Written problem
Write out the records word for word, with no pictures.
____ Entries provided
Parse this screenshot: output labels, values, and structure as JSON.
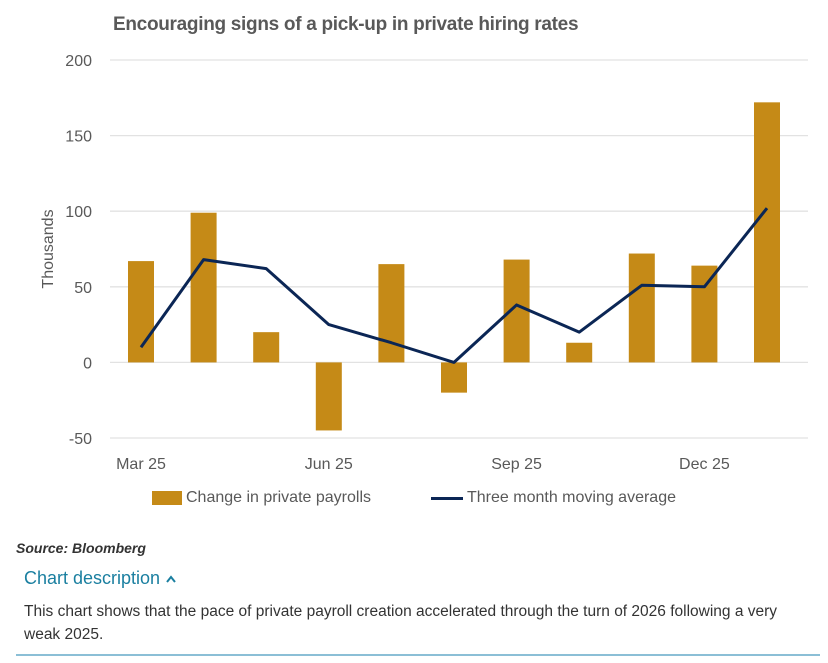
{
  "chart_data": {
    "type": "bar",
    "title": "Encouraging signs of a pick-up in private hiring rates",
    "ylabel": "Thousands",
    "xlabel": "",
    "ylim": [
      -50,
      200
    ],
    "yticks": [
      "200",
      "150",
      "100",
      "50",
      "0",
      "-50"
    ],
    "ytick_values": [
      200,
      150,
      100,
      50,
      0,
      -50
    ],
    "x_ticks": [
      {
        "index": 0,
        "label": "Mar 25"
      },
      {
        "index": 3,
        "label": "Jun 25"
      },
      {
        "index": 6,
        "label": "Sep 25"
      },
      {
        "index": 9,
        "label": "Dec 25"
      }
    ],
    "grid": true,
    "legend_position": "bottom",
    "series": [
      {
        "name": "Change in private payrolls",
        "type": "bar",
        "color": "#c58a17",
        "values": [
          67,
          99,
          20,
          -45,
          65,
          -20,
          68,
          13,
          72,
          64,
          172
        ]
      },
      {
        "name": "Three month moving average",
        "type": "line",
        "color": "#0b2655",
        "values": [
          10,
          68,
          62,
          25,
          13,
          0,
          38,
          20,
          51,
          50,
          102
        ]
      }
    ]
  },
  "source": "Source: Bloomberg",
  "description": {
    "toggle_label": "Chart description",
    "toggle_icon": "chevron-up-icon",
    "text": "This chart shows that the pace of private payroll creation accelerated through the turn of 2026 following a very weak 2025."
  }
}
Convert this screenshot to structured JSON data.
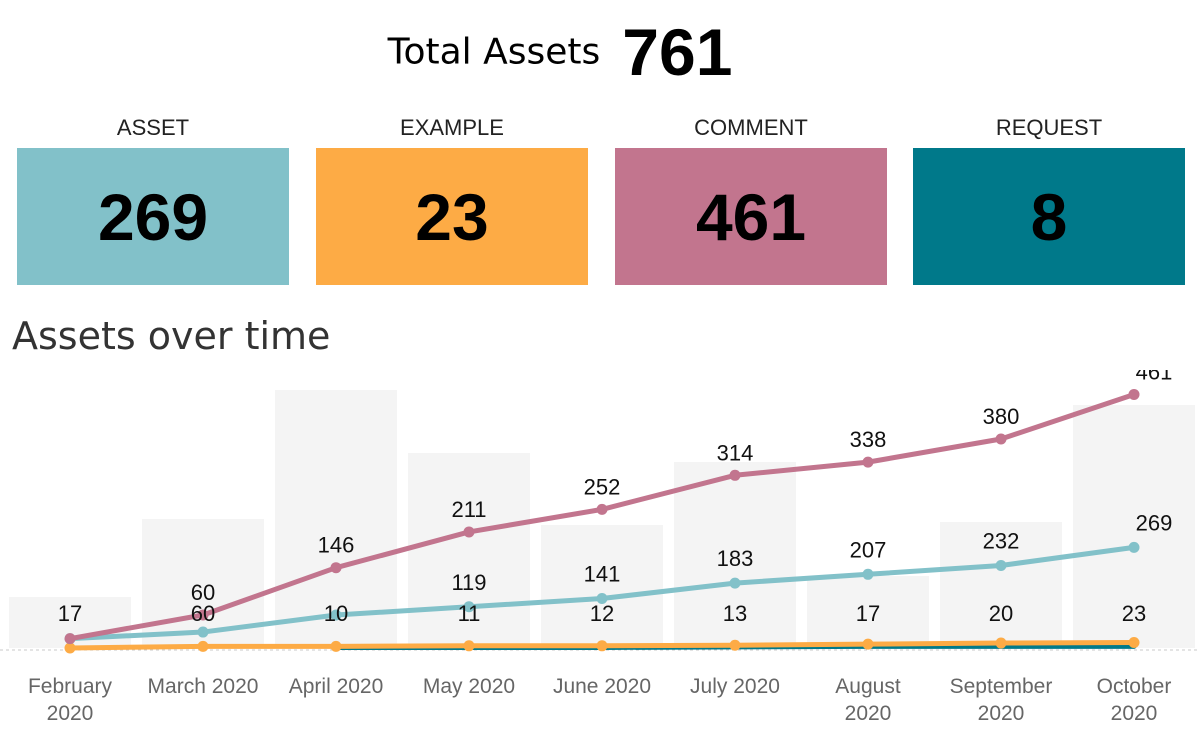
{
  "header": {
    "title": "Total Assets",
    "total": "761"
  },
  "kpis": [
    {
      "label": "ASSET",
      "value": "269",
      "color": "#82c1c9"
    },
    {
      "label": "EXAMPLE",
      "value": "23",
      "color": "#fdab45"
    },
    {
      "label": "COMMENT",
      "value": "461",
      "color": "#c2758e"
    },
    {
      "label": "REQUEST",
      "value": "8",
      "color": "#00798a"
    }
  ],
  "section_title": "Assets over time",
  "chart_data": {
    "type": "line",
    "categories": [
      [
        "February",
        "2020"
      ],
      [
        "March 2020"
      ],
      [
        "April 2020"
      ],
      [
        "May 2020"
      ],
      [
        "June 2020"
      ],
      [
        "July 2020"
      ],
      [
        "August",
        "2020"
      ],
      [
        "September",
        "2020"
      ],
      [
        "October",
        "2020"
      ]
    ],
    "background_bars": [
      17,
      43,
      86,
      65,
      41,
      62,
      24,
      42,
      81
    ],
    "series": [
      {
        "values": [
          17,
          60,
          146,
          211,
          252,
          314,
          338,
          380,
          461
        ],
        "color": "#c2758e",
        "labels": true
      },
      {
        "values": [
          17,
          29,
          60,
          75,
          90,
          118,
          134,
          150,
          183
        ],
        "color": "#82c1c9",
        "label_values": [
          null,
          null,
          null,
          119,
          141,
          183,
          207,
          232,
          269
        ]
      },
      {
        "values": [
          0,
          3,
          3,
          4,
          4,
          5,
          7,
          9,
          10
        ],
        "color": "#fdab45",
        "label_values": [
          17,
          60,
          10,
          11,
          12,
          13,
          17,
          20,
          23
        ]
      },
      {
        "values": [
          null,
          null,
          1,
          1,
          1,
          2,
          3,
          3,
          3
        ],
        "color": "#00798a"
      }
    ],
    "bar_color": "#f4f4f4",
    "grid": false
  }
}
________
Result of the exercise
Parse this screenshot: output labels, values, and structure as JSON.
{
  "chart_data": {
    "type": "bar",
    "title": "Encouraging signs of a pick-up in private hiring rates",
    "ylabel": "Thousands",
    "xlabel": "",
    "ylim": [
      -50,
      200
    ],
    "yticks": [
      "200",
      "150",
      "100",
      "50",
      "0",
      "-50"
    ],
    "ytick_values": [
      200,
      150,
      100,
      50,
      0,
      -50
    ],
    "x_ticks": [
      {
        "index": 0,
        "label": "Mar 25"
      },
      {
        "index": 3,
        "label": "Jun 25"
      },
      {
        "index": 6,
        "label": "Sep 25"
      },
      {
        "index": 9,
        "label": "Dec 25"
      }
    ],
    "grid": true,
    "legend_position": "bottom",
    "series": [
      {
        "name": "Change in private payrolls",
        "type": "bar",
        "color": "#c58a17",
        "values": [
          67,
          99,
          20,
          -45,
          65,
          -20,
          68,
          13,
          72,
          64,
          172
        ]
      },
      {
        "name": "Three month moving average",
        "type": "line",
        "color": "#0b2655",
        "values": [
          10,
          68,
          62,
          25,
          13,
          0,
          38,
          20,
          51,
          50,
          102
        ]
      }
    ]
  },
  "source": "Source: Bloomberg",
  "description": {
    "toggle_label": "Chart description",
    "toggle_icon": "chevron-up-icon",
    "text": "This chart shows that the pace of private payroll creation accelerated through the turn of 2026 following a very weak 2025."
  }
}
Convert this screenshot to structured JSON data.
{
  "header": {
    "title": "Total Assets",
    "total": "761"
  },
  "kpis": [
    {
      "label": "ASSET",
      "value": "269",
      "color": "#82c1c9"
    },
    {
      "label": "EXAMPLE",
      "value": "23",
      "color": "#fdab45"
    },
    {
      "label": "COMMENT",
      "value": "461",
      "color": "#c2758e"
    },
    {
      "label": "REQUEST",
      "value": "8",
      "color": "#00798a"
    }
  ],
  "section_title": "Assets over time",
  "chart_data": {
    "type": "line",
    "categories": [
      [
        "February",
        "2020"
      ],
      [
        "March 2020"
      ],
      [
        "April 2020"
      ],
      [
        "May 2020"
      ],
      [
        "June 2020"
      ],
      [
        "July 2020"
      ],
      [
        "August",
        "2020"
      ],
      [
        "September",
        "2020"
      ],
      [
        "October",
        "2020"
      ]
    ],
    "background_bars": [
      17,
      43,
      86,
      65,
      41,
      62,
      24,
      42,
      81
    ],
    "series": [
      {
        "values": [
          17,
          60,
          146,
          211,
          252,
          314,
          338,
          380,
          461
        ],
        "color": "#c2758e",
        "labels": true
      },
      {
        "values": [
          17,
          29,
          60,
          75,
          90,
          118,
          134,
          150,
          183
        ],
        "color": "#82c1c9",
        "label_values": [
          null,
          null,
          null,
          119,
          141,
          183,
          207,
          232,
          269
        ]
      },
      {
        "values": [
          0,
          3,
          3,
          4,
          4,
          5,
          7,
          9,
          10
        ],
        "color": "#fdab45",
        "label_values": [
          17,
          60,
          10,
          11,
          12,
          13,
          17,
          20,
          23
        ]
      },
      {
        "values": [
          null,
          null,
          1,
          1,
          1,
          2,
          3,
          3,
          3
        ],
        "color": "#00798a"
      }
    ],
    "bar_color": "#f4f4f4",
    "grid": false
  }
}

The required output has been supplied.